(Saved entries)
(begin)

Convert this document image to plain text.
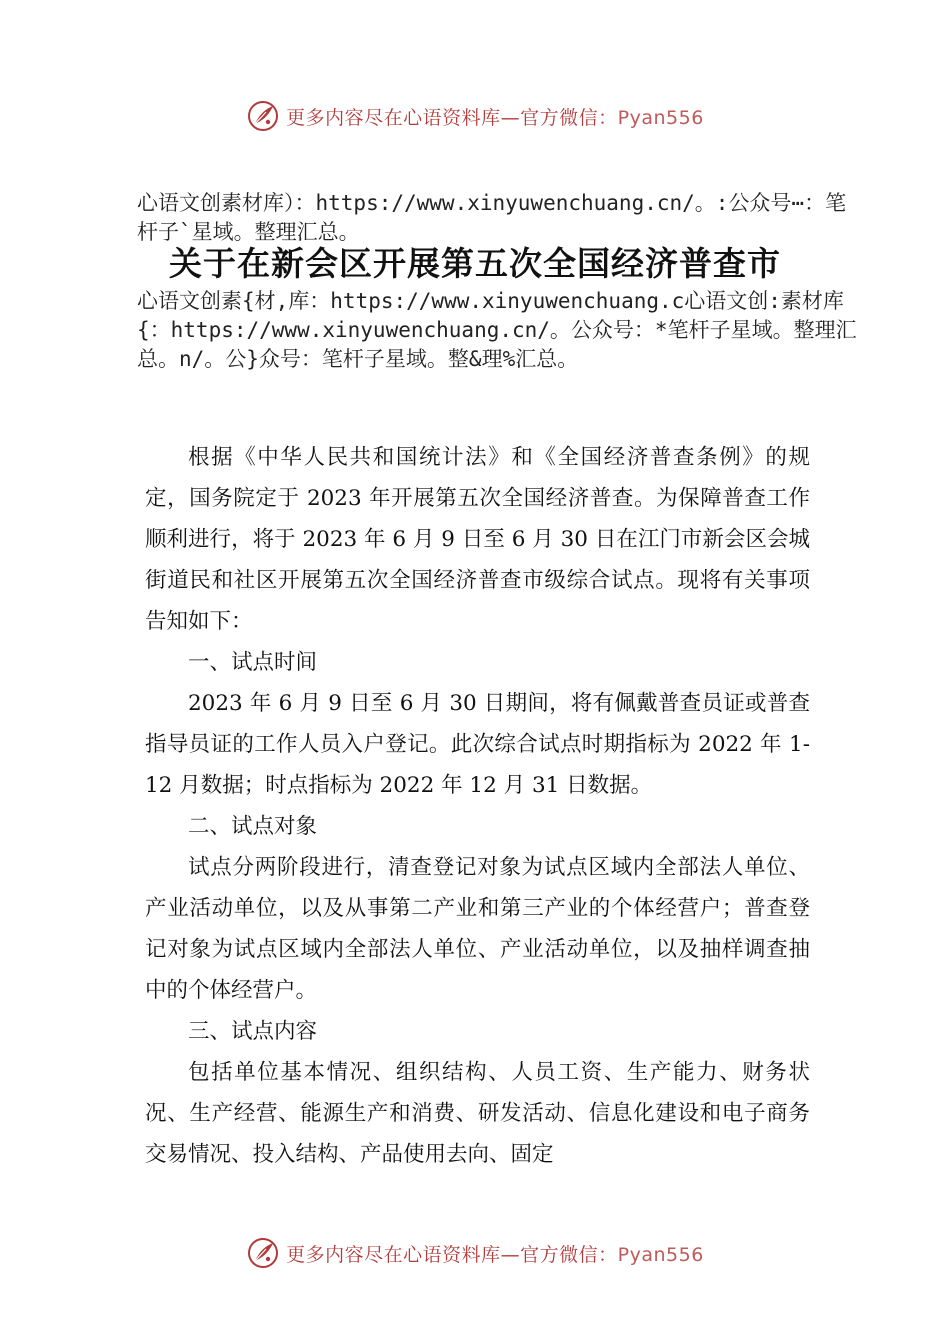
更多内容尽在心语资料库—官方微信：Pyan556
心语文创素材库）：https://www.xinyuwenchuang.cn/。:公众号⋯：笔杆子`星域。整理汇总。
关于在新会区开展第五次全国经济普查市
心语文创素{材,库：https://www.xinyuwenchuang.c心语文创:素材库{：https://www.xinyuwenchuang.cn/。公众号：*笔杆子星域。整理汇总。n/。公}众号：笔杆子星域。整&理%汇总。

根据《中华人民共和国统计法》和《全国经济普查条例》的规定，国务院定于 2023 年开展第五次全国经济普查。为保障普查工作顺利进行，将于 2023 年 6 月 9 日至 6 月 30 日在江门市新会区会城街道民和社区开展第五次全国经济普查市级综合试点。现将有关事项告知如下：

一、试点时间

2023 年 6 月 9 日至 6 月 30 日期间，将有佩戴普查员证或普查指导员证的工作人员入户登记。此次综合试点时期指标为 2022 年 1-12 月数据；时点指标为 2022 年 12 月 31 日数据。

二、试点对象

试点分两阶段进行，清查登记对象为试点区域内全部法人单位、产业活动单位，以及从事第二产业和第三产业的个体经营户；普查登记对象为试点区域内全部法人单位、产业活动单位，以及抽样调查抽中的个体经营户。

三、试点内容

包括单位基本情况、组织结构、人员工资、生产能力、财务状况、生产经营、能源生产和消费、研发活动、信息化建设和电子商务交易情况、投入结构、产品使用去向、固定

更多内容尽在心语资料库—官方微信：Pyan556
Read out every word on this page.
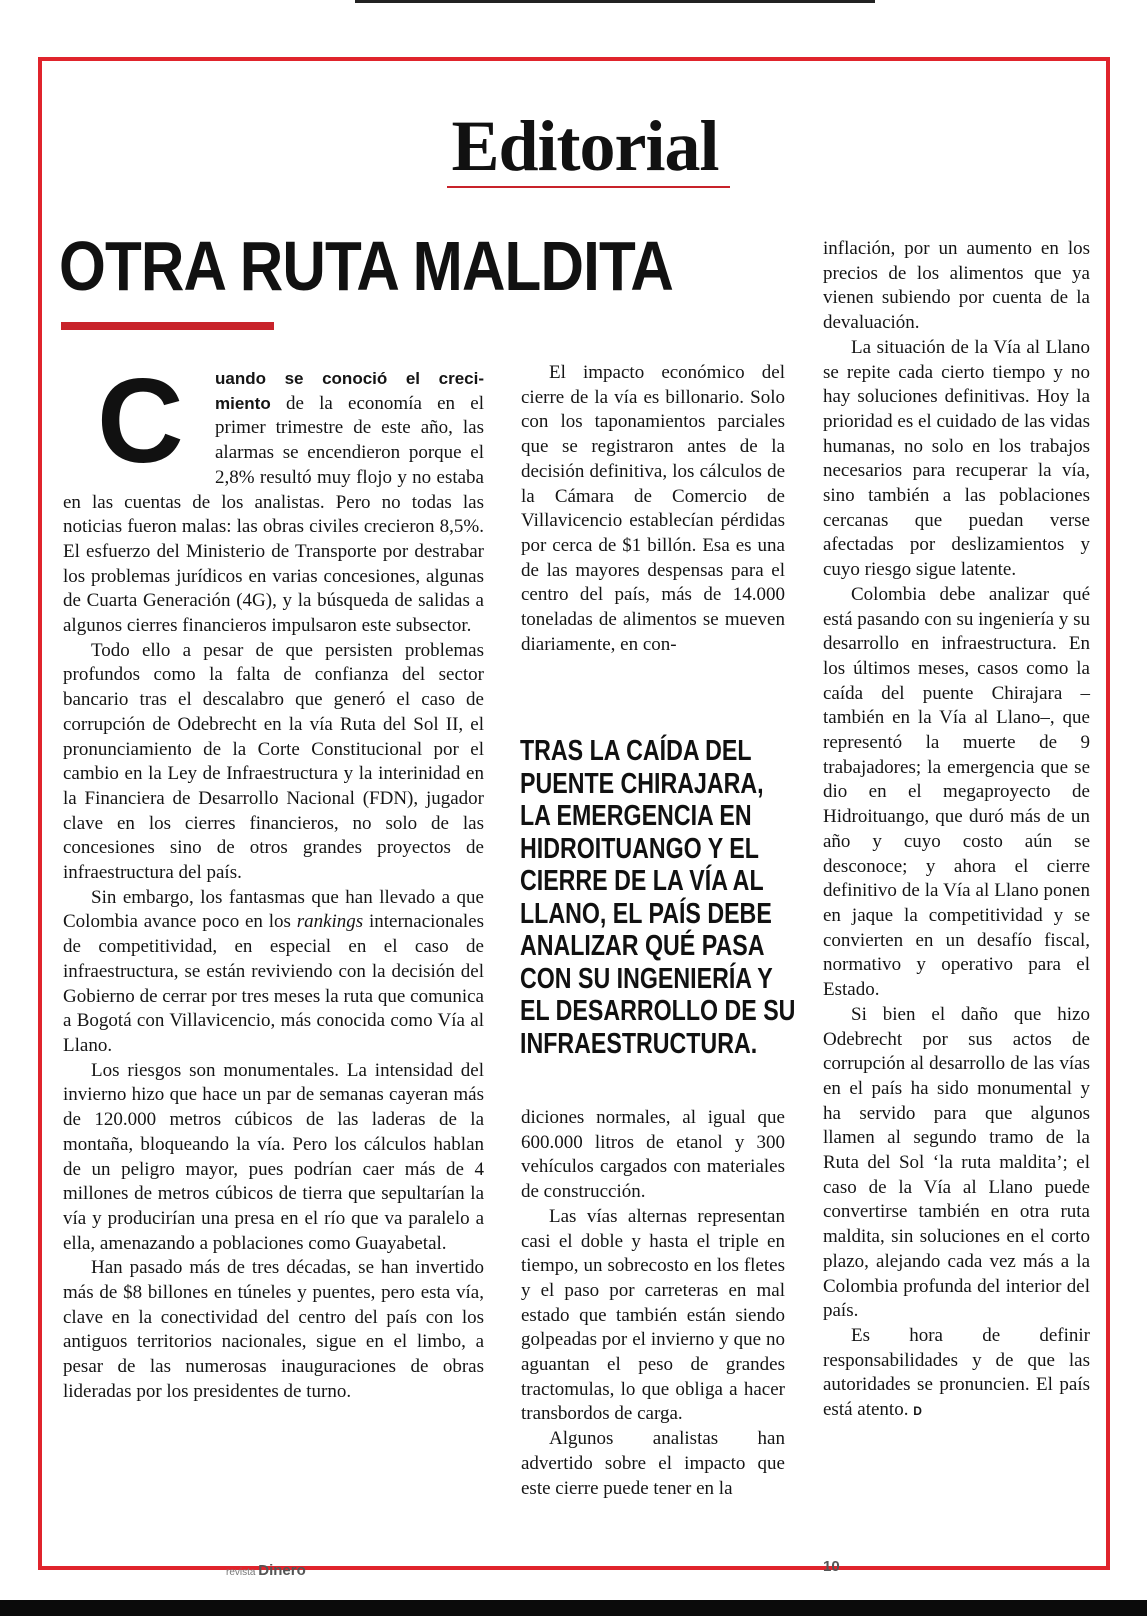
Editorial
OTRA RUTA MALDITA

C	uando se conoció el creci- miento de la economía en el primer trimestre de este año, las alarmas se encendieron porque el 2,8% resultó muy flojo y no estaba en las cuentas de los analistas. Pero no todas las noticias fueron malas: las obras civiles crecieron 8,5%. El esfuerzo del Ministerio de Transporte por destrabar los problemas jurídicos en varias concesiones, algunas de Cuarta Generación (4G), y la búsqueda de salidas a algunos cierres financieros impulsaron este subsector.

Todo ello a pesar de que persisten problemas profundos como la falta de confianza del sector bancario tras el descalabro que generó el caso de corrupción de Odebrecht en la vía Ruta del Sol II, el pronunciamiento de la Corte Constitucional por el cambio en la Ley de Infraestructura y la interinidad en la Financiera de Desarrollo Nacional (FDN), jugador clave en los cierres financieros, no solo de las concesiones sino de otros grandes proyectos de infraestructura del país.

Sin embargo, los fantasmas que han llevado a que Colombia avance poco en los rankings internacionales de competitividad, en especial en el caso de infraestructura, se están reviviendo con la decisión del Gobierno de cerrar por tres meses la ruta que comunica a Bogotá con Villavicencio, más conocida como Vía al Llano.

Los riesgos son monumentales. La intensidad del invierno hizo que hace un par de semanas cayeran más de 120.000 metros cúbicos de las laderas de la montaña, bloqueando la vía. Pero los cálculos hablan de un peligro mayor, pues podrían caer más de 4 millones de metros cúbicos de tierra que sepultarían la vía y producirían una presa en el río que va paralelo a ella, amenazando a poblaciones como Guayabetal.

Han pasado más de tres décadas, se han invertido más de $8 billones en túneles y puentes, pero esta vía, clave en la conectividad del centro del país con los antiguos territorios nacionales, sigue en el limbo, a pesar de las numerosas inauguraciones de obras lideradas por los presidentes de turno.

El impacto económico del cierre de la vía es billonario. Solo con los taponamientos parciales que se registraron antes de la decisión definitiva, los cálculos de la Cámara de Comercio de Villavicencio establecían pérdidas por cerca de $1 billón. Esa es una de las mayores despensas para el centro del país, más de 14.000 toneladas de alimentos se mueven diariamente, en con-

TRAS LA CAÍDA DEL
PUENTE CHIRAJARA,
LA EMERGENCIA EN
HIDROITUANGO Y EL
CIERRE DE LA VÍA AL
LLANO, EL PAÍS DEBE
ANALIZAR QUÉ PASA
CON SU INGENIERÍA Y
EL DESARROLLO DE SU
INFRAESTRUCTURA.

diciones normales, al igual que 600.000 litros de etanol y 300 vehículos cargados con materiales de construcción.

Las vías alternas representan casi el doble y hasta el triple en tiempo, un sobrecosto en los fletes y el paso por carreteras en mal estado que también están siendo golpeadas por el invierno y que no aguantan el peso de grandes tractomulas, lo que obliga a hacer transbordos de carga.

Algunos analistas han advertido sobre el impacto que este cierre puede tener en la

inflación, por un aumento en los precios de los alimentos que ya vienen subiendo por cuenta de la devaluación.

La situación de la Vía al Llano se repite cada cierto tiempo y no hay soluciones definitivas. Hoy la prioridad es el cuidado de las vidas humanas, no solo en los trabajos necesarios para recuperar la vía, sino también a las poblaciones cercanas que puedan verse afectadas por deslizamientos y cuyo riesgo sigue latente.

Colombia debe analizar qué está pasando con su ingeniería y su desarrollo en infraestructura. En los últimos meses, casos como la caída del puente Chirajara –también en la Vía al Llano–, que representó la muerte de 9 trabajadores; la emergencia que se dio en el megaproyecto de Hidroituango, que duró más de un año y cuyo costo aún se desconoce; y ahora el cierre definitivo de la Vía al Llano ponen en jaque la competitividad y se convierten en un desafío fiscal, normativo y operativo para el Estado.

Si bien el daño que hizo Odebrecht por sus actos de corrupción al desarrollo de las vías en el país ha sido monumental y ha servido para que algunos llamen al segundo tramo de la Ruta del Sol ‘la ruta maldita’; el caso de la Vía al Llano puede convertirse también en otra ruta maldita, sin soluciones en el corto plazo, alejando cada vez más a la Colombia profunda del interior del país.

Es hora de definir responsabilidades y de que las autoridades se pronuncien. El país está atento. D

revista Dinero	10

(end)

EXERCISE GOAL:
Make an exact copy of every entry above, minus the images.

FULL ANSWER:
Convert this document image to plain text.
更多内容尽在心语资料库—官方微信：Pyan556
心语文创素材库）：https://www.xinyuwenchuang.cn/。:公众号⋯：笔杆子`星域。整理汇总。
关于在新会区开展第五次全国经济普查市
心语文创素{材,库：https://www.xinyuwenchuang.c心语文创:素材库{：https://www.xinyuwenchuang.cn/。公众号：*笔杆子星域。整理汇总。n/。公}众号：笔杆子星域。整&理%汇总。

根据《中华人民共和国统计法》和《全国经济普查条例》的规定，国务院定于 2023 年开展第五次全国经济普查。为保障普查工作顺利进行，将于 2023 年 6 月 9 日至 6 月 30 日在江门市新会区会城街道民和社区开展第五次全国经济普查市级综合试点。现将有关事项告知如下：

一、试点时间

2023 年 6 月 9 日至 6 月 30 日期间，将有佩戴普查员证或普查指导员证的工作人员入户登记。此次综合试点时期指标为 2022 年 1-12 月数据；时点指标为 2022 年 12 月 31 日数据。

二、试点对象

试点分两阶段进行，清查登记对象为试点区域内全部法人单位、产业活动单位，以及从事第二产业和第三产业的个体经营户；普查登记对象为试点区域内全部法人单位、产业活动单位，以及抽样调查抽中的个体经营户。

三、试点内容

包括单位基本情况、组织结构、人员工资、生产能力、财务状况、生产经营、能源生产和消费、研发活动、信息化建设和电子商务交易情况、投入结构、产品使用去向、固定

更多内容尽在心语资料库—官方微信：Pyan556
Read out every word on this page.
Editorial
OTRA RUTA MALDITA

C	uando se conoció el creci- miento de la economía en el primer trimestre de este año, las alarmas se encendieron porque el 2,8% resultó muy flojo y no estaba en las cuentas de los analistas. Pero no todas las noticias fueron malas: las obras civiles crecieron 8,5%. El esfuerzo del Ministerio de Transporte por destrabar los problemas jurídicos en varias concesiones, algunas de Cuarta Generación (4G), y la búsqueda de salidas a algunos cierres financieros impulsaron este subsector.

Todo ello a pesar de que persisten problemas profundos como la falta de confianza del sector bancario tras el descalabro que generó el caso de corrupción de Odebrecht en la vía Ruta del Sol II, el pronunciamiento de la Corte Constitucional por el cambio en la Ley de Infraestructura y la interinidad en la Financiera de Desarrollo Nacional (FDN), jugador clave en los cierres financieros, no solo de las concesiones sino de otros grandes proyectos de infraestructura del país.

Sin embargo, los fantasmas que han llevado a que Colombia avance poco en los rankings internacionales de competitividad, en especial en el caso de infraestructura, se están reviviendo con la decisión del Gobierno de cerrar por tres meses la ruta que comunica a Bogotá con Villavicencio, más conocida como Vía al Llano.

Los riesgos son monumentales. La intensidad del invierno hizo que hace un par de semanas cayeran más de 120.000 metros cúbicos de las laderas de la montaña, bloqueando la vía. Pero los cálculos hablan de un peligro mayor, pues podrían caer más de 4 millones de metros cúbicos de tierra que sepultarían la vía y producirían una presa en el río que va paralelo a ella, amenazando a poblaciones como Guayabetal.

Han pasado más de tres décadas, se han invertido más de $8 billones en túneles y puentes, pero esta vía, clave en la conectividad del centro del país con los antiguos territorios nacionales, sigue en el limbo, a pesar de las numerosas inauguraciones de obras lideradas por los presidentes de turno.

El impacto económico del cierre de la vía es billonario. Solo con los taponamientos parciales que se registraron antes de la decisión definitiva, los cálculos de la Cámara de Comercio de Villavicencio establecían pérdidas por cerca de $1 billón. Esa es una de las mayores despensas para el centro del país, más de 14.000 toneladas de alimentos se mueven diariamente, en con-

TRAS LA CAÍDA DEL
PUENTE CHIRAJARA,
LA EMERGENCIA EN
HIDROITUANGO Y EL
CIERRE DE LA VÍA AL
LLANO, EL PAÍS DEBE
ANALIZAR QUÉ PASA
CON SU INGENIERÍA Y
EL DESARROLLO DE SU
INFRAESTRUCTURA.

diciones normales, al igual que 600.000 litros de etanol y 300 vehículos cargados con materiales de construcción.

Las vías alternas representan casi el doble y hasta el triple en tiempo, un sobrecosto en los fletes y el paso por carreteras en mal estado que también están siendo golpeadas por el invierno y que no aguantan el peso de grandes tractomulas, lo que obliga a hacer transbordos de carga.

Algunos analistas han advertido sobre el impacto que este cierre puede tener en la

inflación, por un aumento en los precios de los alimentos que ya vienen subiendo por cuenta de la devaluación.

La situación de la Vía al Llano se repite cada cierto tiempo y no hay soluciones definitivas. Hoy la prioridad es el cuidado de las vidas humanas, no solo en los trabajos necesarios para recuperar la vía, sino también a las poblaciones cercanas que puedan verse afectadas por deslizamientos y cuyo riesgo sigue latente.

Colombia debe analizar qué está pasando con su ingeniería y su desarrollo en infraestructura. En los últimos meses, casos como la caída del puente Chirajara –también en la Vía al Llano–, que representó la muerte de 9 trabajadores; la emergencia que se dio en el megaproyecto de Hidroituango, que duró más de un año y cuyo costo aún se desconoce; y ahora el cierre definitivo de la Vía al Llano ponen en jaque la competitividad y se convierten en un desafío fiscal, normativo y operativo para el Estado.

Si bien el daño que hizo Odebrecht por sus actos de corrupción al desarrollo de las vías en el país ha sido monumental y ha servido para que algunos llamen al segundo tramo de la Ruta del Sol ‘la ruta maldita’; el caso de la Vía al Llano puede convertirse también en otra ruta maldita, sin soluciones en el corto plazo, alejando cada vez más a la Colombia profunda del interior del país.

Es hora de definir responsabilidades y de que las autoridades se pronuncien. El país está atento. D

revista Dinero	10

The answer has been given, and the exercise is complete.